Below are records. Copy every line with "Tools" in it.
=-=-=
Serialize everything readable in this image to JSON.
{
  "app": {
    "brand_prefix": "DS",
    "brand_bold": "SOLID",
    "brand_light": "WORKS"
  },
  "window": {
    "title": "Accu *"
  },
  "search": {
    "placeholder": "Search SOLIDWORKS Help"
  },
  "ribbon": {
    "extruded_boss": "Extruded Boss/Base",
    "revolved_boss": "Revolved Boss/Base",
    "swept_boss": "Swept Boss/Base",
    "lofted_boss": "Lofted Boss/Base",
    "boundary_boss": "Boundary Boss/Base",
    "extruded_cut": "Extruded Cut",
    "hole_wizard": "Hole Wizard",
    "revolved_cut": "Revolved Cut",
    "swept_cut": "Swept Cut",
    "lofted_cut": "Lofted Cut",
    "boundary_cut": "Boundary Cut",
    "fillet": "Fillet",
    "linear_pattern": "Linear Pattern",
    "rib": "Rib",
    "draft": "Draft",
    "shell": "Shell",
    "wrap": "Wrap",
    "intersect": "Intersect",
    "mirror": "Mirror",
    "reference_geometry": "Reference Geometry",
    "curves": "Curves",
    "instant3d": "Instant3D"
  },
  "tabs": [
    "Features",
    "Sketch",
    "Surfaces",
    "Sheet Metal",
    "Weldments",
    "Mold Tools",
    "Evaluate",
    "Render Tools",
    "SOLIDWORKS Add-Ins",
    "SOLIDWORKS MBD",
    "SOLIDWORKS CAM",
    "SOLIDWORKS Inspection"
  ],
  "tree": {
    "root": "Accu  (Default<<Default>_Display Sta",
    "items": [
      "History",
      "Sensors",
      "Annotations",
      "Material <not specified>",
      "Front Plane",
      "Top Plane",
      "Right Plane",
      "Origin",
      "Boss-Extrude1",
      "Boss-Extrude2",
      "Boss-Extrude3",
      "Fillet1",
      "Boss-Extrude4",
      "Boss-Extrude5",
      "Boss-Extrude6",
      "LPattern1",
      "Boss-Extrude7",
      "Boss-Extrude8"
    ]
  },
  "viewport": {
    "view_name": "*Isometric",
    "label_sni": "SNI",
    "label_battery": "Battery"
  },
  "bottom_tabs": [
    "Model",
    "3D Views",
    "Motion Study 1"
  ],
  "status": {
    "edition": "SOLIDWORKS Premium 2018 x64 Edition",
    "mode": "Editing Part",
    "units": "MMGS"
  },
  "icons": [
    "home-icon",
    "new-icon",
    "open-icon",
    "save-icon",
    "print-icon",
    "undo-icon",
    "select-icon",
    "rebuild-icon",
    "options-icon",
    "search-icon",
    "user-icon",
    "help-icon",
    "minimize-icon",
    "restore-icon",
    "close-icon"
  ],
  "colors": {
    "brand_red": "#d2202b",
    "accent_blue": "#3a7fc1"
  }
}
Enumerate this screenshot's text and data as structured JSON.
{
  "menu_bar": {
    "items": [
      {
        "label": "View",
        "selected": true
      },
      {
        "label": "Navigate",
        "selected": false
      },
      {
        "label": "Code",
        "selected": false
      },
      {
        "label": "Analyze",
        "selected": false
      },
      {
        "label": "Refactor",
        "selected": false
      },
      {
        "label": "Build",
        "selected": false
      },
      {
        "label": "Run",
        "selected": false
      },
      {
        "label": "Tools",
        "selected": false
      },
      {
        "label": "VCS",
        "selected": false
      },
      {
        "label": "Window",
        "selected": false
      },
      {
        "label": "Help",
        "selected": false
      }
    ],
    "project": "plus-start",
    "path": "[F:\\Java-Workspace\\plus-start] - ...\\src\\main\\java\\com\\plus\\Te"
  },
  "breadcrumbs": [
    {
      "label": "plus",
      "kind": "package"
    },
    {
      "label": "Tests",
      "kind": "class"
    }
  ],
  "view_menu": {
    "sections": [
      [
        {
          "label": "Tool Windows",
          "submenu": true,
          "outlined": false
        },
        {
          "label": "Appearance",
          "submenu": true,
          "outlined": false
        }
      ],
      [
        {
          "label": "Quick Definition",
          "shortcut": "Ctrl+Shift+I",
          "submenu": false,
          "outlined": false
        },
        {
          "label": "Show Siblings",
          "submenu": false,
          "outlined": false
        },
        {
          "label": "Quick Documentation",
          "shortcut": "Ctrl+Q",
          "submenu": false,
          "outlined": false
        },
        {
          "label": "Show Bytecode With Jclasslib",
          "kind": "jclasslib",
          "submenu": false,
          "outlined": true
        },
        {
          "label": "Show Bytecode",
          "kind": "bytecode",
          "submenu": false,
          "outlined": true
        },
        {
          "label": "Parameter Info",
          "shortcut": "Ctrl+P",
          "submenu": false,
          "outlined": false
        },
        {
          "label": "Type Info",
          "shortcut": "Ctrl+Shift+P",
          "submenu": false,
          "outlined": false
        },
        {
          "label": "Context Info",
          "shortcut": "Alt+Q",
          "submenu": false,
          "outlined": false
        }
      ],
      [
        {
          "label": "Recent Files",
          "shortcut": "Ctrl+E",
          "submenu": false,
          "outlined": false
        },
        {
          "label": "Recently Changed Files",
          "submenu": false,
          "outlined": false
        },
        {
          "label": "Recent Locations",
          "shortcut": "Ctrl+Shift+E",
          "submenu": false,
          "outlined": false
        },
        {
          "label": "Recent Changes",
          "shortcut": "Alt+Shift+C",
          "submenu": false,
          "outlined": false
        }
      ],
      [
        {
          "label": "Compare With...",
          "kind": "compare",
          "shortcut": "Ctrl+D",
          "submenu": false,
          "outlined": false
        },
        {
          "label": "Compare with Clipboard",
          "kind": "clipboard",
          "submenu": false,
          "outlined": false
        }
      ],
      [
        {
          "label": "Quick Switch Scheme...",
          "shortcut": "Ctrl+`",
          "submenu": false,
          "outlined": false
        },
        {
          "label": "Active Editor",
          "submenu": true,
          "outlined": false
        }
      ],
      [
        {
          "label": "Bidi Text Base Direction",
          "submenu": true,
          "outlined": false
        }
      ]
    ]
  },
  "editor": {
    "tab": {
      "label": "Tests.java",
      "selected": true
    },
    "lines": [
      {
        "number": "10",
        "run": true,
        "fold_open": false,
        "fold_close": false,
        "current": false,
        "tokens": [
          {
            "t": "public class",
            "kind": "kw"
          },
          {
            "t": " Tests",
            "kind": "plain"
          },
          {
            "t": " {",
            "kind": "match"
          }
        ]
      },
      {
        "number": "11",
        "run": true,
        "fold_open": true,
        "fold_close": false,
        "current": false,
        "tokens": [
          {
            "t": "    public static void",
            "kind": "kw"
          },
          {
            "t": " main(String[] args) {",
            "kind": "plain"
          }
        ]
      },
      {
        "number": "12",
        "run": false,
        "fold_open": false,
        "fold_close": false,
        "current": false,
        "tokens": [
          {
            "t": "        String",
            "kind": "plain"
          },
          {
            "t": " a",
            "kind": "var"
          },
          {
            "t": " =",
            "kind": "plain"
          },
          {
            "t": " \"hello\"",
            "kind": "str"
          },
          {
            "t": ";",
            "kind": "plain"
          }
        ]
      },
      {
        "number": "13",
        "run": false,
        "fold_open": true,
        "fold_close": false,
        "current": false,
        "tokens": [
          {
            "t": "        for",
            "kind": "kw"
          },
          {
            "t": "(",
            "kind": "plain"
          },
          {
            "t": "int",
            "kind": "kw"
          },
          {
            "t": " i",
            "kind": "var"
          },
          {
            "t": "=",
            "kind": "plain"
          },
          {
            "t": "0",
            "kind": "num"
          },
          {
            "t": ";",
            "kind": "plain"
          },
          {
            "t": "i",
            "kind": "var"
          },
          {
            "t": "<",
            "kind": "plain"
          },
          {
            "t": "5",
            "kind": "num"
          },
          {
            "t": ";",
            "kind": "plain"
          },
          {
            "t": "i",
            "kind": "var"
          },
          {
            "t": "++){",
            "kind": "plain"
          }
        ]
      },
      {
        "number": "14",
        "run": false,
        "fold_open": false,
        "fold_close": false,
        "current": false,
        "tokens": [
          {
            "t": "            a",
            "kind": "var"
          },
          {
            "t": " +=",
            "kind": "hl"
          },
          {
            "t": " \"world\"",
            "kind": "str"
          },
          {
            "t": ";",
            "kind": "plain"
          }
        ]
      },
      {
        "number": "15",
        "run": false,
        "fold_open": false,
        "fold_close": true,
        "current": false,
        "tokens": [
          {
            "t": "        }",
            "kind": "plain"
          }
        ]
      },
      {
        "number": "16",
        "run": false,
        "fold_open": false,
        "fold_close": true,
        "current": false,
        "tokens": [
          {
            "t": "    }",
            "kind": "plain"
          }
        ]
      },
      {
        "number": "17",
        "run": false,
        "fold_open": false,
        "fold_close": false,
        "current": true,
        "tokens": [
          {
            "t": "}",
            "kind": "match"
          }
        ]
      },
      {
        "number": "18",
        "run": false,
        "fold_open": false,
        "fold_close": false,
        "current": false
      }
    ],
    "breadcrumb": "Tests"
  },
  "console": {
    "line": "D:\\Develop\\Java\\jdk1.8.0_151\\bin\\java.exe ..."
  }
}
=-=-=
» Final result:
    "Mold Tools",
    "Render Tools",
        "label": "Tools",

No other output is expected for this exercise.